### [Stored records]
* Begin *

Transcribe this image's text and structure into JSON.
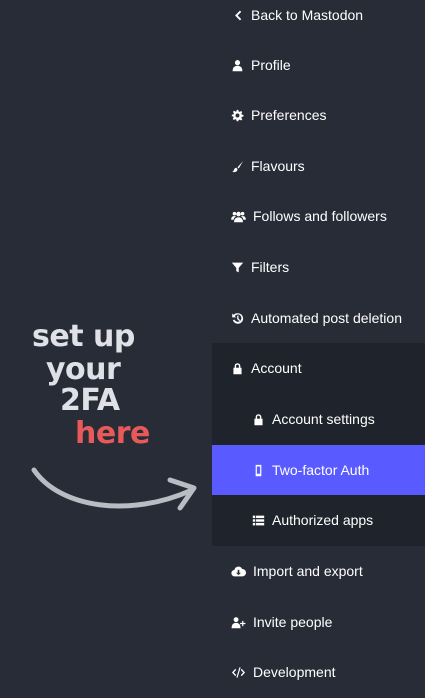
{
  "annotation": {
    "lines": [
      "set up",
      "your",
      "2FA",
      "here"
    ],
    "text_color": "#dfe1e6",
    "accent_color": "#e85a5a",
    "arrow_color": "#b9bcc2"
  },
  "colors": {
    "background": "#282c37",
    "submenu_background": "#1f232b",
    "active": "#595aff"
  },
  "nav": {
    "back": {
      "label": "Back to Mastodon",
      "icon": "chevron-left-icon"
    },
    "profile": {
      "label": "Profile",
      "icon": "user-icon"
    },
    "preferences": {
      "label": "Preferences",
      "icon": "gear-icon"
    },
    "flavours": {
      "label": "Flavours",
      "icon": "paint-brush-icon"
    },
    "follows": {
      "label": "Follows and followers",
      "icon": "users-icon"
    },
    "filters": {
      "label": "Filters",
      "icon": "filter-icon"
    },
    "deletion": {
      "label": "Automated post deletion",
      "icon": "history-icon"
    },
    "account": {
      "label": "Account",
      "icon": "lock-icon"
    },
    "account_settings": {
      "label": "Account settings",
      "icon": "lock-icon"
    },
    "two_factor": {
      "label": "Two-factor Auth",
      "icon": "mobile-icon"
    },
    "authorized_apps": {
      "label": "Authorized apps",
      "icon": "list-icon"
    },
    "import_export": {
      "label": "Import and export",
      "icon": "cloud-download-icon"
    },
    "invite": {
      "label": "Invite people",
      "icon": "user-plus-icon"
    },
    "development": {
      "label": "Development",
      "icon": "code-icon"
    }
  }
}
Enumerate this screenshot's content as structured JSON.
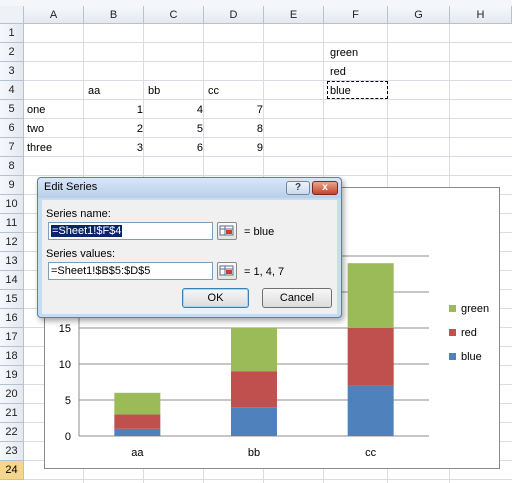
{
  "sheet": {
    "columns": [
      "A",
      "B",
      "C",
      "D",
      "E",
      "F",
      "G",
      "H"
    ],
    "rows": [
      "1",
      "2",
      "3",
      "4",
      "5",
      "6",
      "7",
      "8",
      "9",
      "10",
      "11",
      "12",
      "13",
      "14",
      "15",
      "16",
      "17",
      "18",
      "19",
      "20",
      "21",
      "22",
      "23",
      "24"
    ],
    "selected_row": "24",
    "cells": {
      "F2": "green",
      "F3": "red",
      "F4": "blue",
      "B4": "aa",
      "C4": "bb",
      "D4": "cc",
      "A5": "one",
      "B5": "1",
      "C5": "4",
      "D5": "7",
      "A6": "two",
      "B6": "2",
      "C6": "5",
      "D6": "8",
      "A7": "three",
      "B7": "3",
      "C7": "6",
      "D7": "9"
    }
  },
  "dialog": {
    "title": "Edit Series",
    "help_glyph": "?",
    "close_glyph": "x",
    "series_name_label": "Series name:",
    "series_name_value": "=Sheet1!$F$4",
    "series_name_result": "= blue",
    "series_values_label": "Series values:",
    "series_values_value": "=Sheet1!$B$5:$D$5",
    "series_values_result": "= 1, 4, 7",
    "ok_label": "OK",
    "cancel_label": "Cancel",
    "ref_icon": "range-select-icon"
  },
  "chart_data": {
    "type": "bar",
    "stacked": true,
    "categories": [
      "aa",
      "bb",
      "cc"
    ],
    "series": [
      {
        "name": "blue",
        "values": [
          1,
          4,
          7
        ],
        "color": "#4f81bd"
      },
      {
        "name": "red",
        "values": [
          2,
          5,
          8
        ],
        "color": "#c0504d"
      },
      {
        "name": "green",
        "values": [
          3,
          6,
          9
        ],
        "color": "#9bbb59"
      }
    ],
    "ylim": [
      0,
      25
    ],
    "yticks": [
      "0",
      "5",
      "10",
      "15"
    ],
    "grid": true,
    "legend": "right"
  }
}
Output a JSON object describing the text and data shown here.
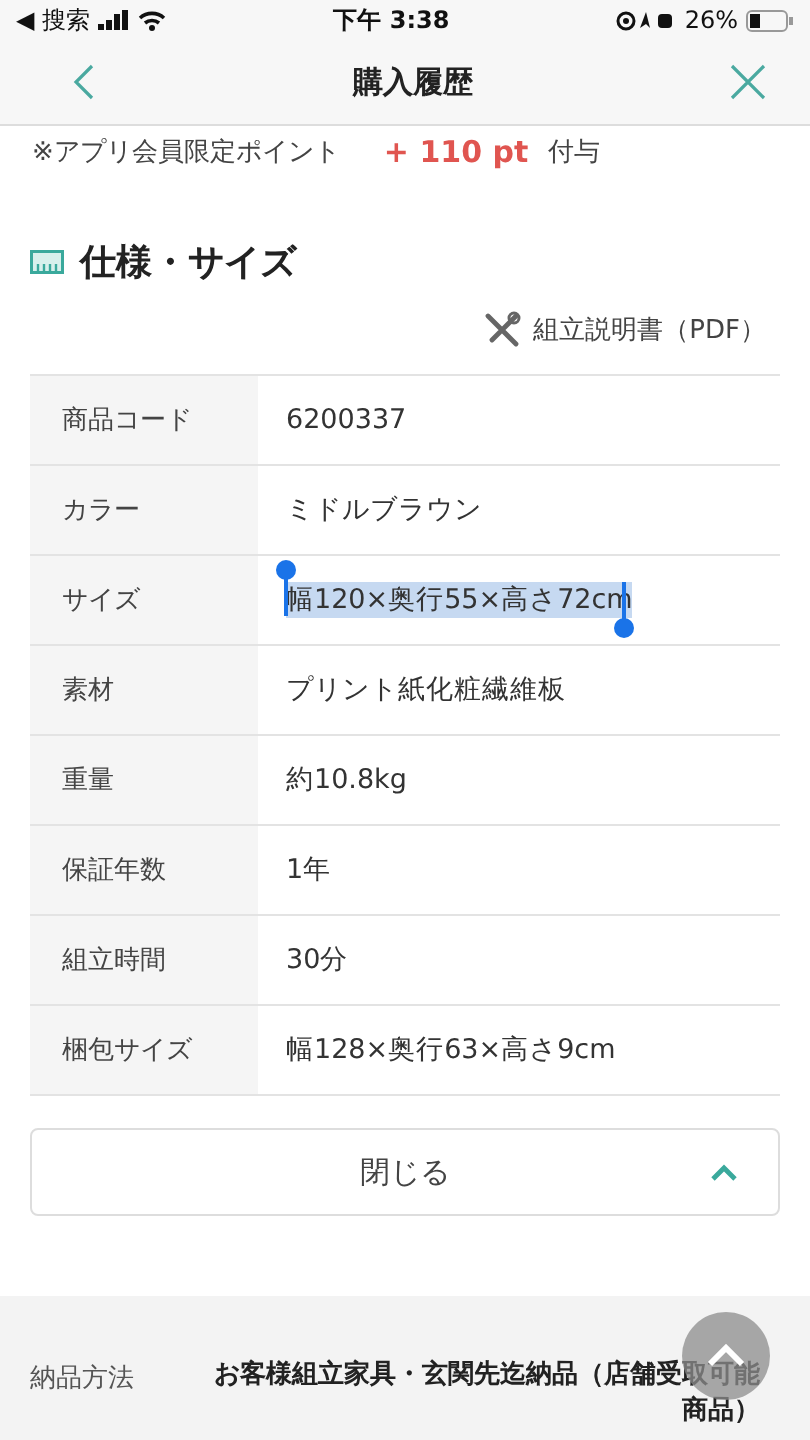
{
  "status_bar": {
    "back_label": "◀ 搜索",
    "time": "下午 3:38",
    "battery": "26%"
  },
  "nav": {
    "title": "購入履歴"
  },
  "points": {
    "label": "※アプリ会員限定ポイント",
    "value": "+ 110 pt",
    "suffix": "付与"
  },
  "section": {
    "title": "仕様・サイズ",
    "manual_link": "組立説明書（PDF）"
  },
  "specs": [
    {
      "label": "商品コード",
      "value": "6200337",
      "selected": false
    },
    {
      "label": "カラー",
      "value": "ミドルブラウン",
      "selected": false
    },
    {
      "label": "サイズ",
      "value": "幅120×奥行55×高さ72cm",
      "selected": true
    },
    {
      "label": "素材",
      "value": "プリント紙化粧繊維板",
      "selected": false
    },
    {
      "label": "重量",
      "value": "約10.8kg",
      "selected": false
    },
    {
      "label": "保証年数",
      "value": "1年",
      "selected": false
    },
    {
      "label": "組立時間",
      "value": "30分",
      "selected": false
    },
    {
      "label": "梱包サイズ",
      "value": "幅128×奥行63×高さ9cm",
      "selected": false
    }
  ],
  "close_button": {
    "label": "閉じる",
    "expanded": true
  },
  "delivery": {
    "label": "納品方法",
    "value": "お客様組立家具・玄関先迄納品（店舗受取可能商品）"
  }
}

* End *

### [Stated problem]
Gather each line in the data that holds the string "deletion".

### [Response to this task]
    "deletion": {
      "label": "Automated post deletion",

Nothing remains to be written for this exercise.